### Task requirements:
Isolate every line in the data with the string "marker" and copy it.

### Material for the task:
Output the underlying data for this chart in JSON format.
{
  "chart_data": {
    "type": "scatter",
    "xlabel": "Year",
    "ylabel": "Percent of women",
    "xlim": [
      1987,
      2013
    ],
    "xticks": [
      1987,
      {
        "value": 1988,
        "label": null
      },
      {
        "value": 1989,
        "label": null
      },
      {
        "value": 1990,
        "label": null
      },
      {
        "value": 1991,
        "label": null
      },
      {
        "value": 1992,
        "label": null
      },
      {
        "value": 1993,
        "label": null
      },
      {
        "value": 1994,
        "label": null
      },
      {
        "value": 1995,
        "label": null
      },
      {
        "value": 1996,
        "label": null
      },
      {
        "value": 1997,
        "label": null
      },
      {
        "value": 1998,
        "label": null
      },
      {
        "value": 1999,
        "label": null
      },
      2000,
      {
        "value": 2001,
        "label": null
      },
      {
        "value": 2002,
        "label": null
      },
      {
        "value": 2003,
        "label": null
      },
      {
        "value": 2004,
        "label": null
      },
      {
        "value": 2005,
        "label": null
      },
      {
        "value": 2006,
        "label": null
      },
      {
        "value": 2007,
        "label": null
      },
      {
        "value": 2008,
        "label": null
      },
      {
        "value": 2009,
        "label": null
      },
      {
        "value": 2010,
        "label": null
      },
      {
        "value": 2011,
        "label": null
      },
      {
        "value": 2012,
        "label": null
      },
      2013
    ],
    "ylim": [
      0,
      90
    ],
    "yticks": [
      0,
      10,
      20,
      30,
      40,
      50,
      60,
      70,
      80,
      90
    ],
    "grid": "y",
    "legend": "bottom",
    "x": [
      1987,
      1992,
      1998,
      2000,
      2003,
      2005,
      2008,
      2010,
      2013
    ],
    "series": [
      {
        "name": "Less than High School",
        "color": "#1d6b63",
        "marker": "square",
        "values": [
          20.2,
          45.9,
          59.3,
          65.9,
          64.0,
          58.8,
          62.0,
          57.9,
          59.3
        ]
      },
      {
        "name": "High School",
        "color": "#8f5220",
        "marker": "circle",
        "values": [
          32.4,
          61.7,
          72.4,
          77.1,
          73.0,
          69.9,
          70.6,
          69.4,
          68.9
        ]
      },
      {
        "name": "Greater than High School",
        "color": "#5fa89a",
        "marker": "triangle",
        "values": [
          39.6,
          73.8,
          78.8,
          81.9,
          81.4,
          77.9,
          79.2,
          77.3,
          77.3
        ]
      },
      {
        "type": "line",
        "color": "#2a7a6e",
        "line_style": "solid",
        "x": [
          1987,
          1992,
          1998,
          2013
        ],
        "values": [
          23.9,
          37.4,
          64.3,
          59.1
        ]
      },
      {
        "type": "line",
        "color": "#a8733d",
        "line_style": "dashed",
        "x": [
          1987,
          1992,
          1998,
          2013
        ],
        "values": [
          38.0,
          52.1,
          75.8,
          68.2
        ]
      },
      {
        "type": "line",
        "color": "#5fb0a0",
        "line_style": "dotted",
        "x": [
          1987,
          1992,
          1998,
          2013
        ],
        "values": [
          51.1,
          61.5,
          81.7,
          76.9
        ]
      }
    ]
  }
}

### Solution:
        "marker": "square",
        "marker": "circle",
        "marker": "triangle",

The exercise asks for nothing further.